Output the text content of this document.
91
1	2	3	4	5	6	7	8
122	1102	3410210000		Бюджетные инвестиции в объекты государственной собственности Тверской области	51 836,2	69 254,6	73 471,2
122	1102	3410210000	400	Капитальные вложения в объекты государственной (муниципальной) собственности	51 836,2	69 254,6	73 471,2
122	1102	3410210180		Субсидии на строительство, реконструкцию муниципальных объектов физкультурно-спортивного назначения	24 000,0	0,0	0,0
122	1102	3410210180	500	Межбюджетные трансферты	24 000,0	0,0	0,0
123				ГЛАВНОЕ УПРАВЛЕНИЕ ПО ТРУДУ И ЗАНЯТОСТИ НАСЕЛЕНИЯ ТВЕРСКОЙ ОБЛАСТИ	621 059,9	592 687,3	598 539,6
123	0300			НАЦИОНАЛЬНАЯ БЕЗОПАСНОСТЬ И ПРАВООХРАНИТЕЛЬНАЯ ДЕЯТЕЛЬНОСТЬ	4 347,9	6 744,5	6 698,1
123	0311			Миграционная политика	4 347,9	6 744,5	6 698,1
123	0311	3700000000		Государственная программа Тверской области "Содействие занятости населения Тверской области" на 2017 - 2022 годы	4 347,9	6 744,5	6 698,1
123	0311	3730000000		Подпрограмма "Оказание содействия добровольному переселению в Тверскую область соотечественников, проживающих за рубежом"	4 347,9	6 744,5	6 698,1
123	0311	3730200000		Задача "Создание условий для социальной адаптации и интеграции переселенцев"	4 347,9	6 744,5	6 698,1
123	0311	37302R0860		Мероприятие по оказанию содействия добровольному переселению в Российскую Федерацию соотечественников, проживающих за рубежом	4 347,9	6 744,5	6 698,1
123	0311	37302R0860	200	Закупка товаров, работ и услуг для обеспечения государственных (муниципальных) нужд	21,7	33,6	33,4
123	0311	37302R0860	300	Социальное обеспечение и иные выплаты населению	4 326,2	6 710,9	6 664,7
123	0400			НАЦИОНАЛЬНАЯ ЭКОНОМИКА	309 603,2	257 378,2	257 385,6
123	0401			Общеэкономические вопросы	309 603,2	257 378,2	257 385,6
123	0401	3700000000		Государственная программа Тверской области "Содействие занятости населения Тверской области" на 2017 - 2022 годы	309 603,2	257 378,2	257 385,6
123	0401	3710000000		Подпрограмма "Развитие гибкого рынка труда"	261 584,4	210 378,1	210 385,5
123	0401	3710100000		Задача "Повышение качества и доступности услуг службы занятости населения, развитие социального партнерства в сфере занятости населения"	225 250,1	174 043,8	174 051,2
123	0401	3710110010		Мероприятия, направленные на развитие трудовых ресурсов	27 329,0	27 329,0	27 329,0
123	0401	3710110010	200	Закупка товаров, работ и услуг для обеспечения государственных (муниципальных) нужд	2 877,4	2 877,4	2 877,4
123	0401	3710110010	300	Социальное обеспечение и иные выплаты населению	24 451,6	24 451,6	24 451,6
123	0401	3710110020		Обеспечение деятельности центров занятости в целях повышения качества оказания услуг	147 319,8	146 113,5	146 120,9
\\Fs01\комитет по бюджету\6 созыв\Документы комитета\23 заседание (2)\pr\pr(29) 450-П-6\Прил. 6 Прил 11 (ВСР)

* * *

- **Problem requirements**
Read through the entries and copy every line that includes "обеспечения".

- **Exercise answer**
123	0311	37302R0860	200	Закупка товаров, работ и услуг для обеспечения государственных (муниципальных) нужд	21,7	33,6	33,4
123	0401	3710110010	200	Закупка товаров, работ и услуг для обеспечения государственных (муниципальных) нужд	2 877,4	2 877,4	2 877,4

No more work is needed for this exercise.